> [Task directions]: Without altering anything, output the material below.

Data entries
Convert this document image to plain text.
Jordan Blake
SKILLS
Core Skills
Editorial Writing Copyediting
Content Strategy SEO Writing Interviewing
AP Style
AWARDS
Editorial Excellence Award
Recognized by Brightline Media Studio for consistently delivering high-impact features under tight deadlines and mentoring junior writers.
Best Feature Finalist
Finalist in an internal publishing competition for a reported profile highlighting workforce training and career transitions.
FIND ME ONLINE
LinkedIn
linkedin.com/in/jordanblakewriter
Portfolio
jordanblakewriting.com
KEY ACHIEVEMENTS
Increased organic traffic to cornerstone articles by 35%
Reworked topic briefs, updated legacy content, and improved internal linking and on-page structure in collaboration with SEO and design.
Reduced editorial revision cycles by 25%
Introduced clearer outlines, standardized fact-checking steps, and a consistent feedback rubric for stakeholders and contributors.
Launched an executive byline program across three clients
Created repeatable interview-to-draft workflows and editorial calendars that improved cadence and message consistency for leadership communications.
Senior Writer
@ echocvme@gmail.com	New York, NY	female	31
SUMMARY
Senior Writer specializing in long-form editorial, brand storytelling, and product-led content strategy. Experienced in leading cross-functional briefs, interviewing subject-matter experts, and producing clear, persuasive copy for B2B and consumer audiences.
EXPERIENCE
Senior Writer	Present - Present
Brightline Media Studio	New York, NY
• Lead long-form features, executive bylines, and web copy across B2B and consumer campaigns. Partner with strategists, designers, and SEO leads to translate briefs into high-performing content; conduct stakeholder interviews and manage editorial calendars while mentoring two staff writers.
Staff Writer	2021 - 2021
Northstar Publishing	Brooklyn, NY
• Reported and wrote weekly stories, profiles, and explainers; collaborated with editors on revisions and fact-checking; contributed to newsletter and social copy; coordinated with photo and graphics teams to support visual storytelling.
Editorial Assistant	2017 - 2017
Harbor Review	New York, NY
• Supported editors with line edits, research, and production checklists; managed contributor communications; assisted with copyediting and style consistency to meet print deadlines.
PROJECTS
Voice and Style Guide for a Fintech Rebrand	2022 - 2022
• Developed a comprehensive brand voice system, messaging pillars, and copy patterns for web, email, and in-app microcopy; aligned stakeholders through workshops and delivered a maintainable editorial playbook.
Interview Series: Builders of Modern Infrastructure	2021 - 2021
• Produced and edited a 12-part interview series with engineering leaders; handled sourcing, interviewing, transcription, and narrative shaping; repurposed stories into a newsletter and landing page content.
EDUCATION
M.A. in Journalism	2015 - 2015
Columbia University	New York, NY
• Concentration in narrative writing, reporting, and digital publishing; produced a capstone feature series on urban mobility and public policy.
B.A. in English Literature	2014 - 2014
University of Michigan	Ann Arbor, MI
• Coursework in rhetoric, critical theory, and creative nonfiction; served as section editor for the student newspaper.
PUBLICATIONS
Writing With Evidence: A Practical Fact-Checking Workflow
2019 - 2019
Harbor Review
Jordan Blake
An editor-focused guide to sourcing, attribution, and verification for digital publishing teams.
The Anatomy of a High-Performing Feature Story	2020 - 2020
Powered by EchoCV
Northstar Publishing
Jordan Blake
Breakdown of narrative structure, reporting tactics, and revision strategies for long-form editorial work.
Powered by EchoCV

> [Solved exercise]:
Convert this document image to plain text.
Jordan Blake
SKILLS
Core Skills
Editorial Writing Copyediting
Content Strategy SEO Writing Interviewing
AP Style
AWARDS
Editorial Excellence Award
Recognized by Brightline Media Studio for consistently delivering high-impact features under tight deadlines and mentoring junior writers.
Best Feature Finalist
Finalist in an internal publishing competition for a reported profile highlighting workforce training and career transitions.
FIND ME ONLINE
LinkedIn
linkedin.com/in/jordanblakewriter
Portfolio
jordanblakewriting.com
KEY ACHIEVEMENTS
Increased organic traffic to cornerstone articles by 35%
Reworked topic briefs, updated legacy content, and improved internal linking and on-page structure in collaboration with SEO and design.
Reduced editorial revision cycles by 25%
Introduced clearer outlines, standardized fact-checking steps, and a consistent feedback rubric for stakeholders and contributors.
Launched an executive byline program across three clients
Created repeatable interview-to-draft workflows and editorial calendars that improved cadence and message consistency for leadership communications.
Senior Writer
@ echocvme@gmail.com	New York, NY	female	31
SUMMARY
Senior Writer specializing in long-form editorial, brand storytelling, and product-led content strategy. Experienced in leading cross-functional briefs, interviewing subject-matter experts, and producing clear, persuasive copy for B2B and consumer audiences.
EXPERIENCE
Senior Writer	Present - Present
Brightline Media Studio	New York, NY
• Lead long-form features, executive bylines, and web copy across B2B and consumer campaigns. Partner with strategists, designers, and SEO leads to translate briefs into high-performing content; conduct stakeholder interviews and manage editorial calendars while mentoring two staff writers.
Staff Writer	2021 - 2021
Northstar Publishing	Brooklyn, NY
• Reported and wrote weekly stories, profiles, and explainers; collaborated with editors on revisions and fact-checking; contributed to newsletter and social copy; coordinated with photo and graphics teams to support visual storytelling.
Editorial Assistant	2017 - 2017
Harbor Review	New York, NY
• Supported editors with line edits, research, and production checklists; managed contributor communications; assisted with copyediting and style consistency to meet print deadlines.
PROJECTS
Voice and Style Guide for a Fintech Rebrand	2022 - 2022
• Developed a comprehensive brand voice system, messaging pillars, and copy patterns for web, email, and in-app microcopy; aligned stakeholders through workshops and delivered a maintainable editorial playbook.
Interview Series: Builders of Modern Infrastructure	2021 - 2021
• Produced and edited a 12-part interview series with engineering leaders; handled sourcing, interviewing, transcription, and narrative shaping; repurposed stories into a newsletter and landing page content.
EDUCATION
M.A. in Journalism	2015 - 2015
Columbia University	New York, NY
• Concentration in narrative writing, reporting, and digital publishing; produced a capstone feature series on urban mobility and public policy.
B.A. in English Literature	2014 - 2014
University of Michigan	Ann Arbor, MI
• Coursework in rhetoric, critical theory, and creative nonfiction; served as section editor for the student newspaper.
PUBLICATIONS
Writing With Evidence: A Practical Fact-Checking Workflow
2019 - 2019
Harbor Review
Jordan Blake
An editor-focused guide to sourcing, attribution, and verification for digital publishing teams.
The Anatomy of a High-Performing Feature Story	2020 - 2020
Powered by EchoCV
Northstar Publishing
Jordan Blake
Breakdown of narrative structure, reporting tactics, and revision strategies for long-form editorial work.
Powered by EchoCV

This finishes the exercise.